— START OF Records for the exercise —

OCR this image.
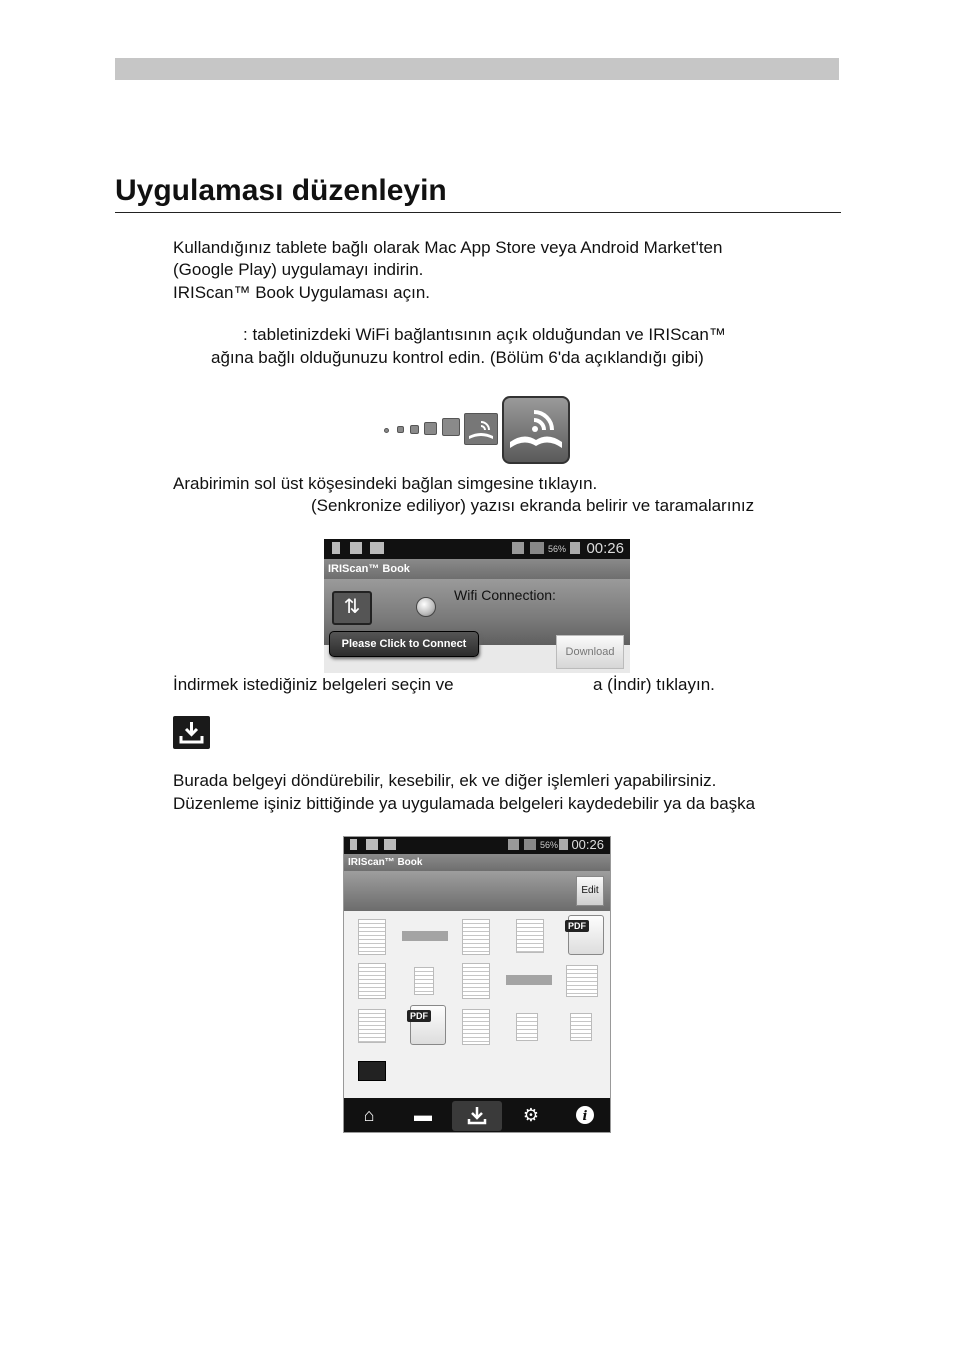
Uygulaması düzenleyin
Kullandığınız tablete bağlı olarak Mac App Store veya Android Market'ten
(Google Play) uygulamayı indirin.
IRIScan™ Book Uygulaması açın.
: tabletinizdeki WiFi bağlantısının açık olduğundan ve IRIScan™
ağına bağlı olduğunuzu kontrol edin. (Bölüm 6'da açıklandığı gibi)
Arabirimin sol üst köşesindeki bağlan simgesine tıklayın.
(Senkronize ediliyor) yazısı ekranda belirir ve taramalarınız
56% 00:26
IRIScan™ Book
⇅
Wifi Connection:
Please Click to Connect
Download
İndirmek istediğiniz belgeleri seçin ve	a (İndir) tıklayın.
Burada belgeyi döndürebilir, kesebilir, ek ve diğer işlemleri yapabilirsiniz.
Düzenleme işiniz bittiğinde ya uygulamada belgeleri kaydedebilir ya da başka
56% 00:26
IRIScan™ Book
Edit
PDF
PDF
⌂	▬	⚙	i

— END OF Records for the exercise —
— START OF Records for the exercise —

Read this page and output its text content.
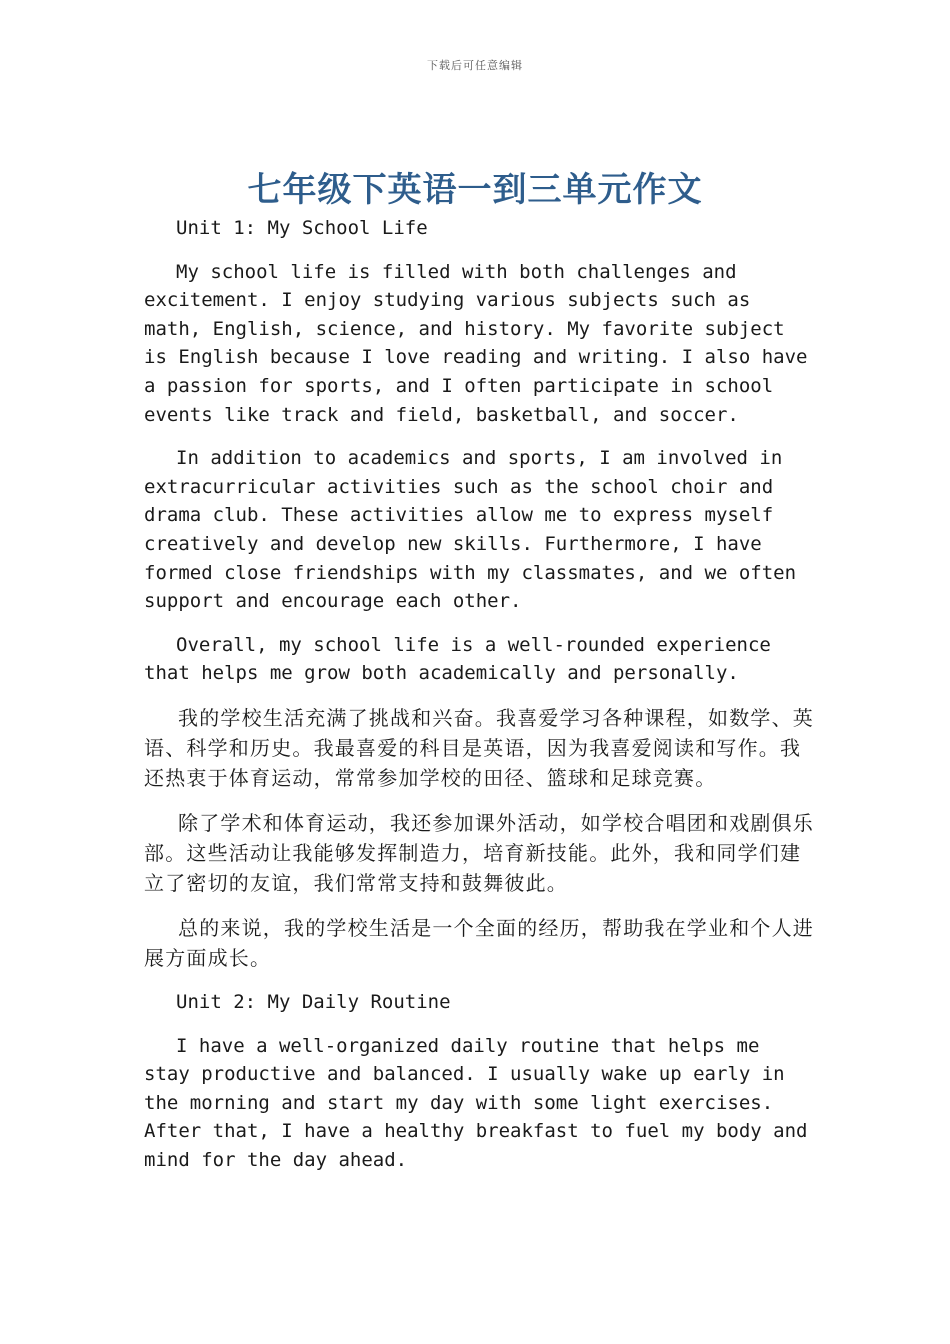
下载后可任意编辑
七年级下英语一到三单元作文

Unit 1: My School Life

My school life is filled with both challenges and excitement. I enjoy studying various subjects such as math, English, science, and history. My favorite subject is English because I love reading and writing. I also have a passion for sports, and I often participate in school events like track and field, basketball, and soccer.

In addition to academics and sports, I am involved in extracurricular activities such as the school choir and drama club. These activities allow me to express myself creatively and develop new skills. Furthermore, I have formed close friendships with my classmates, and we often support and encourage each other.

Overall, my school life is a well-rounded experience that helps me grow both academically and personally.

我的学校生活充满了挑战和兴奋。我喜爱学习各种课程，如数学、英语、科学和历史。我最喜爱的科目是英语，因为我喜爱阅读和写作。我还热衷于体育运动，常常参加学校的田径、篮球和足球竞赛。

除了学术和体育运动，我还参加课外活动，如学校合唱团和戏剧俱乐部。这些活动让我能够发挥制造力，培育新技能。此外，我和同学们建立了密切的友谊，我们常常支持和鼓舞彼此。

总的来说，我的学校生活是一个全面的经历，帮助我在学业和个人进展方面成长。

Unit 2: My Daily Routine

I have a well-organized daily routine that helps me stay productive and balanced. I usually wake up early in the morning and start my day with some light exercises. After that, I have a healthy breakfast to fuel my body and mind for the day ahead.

— END OF Records for the exercise —

Task to complete
Show all lines in the entries above where the string "tıklayın" appears.

Exercise output
Arabirimin sol üst köşesindeki bağlan simgesine tıklayın.
İndirmek istediğiniz belgeleri seçin ve	a (İndir) tıklayın.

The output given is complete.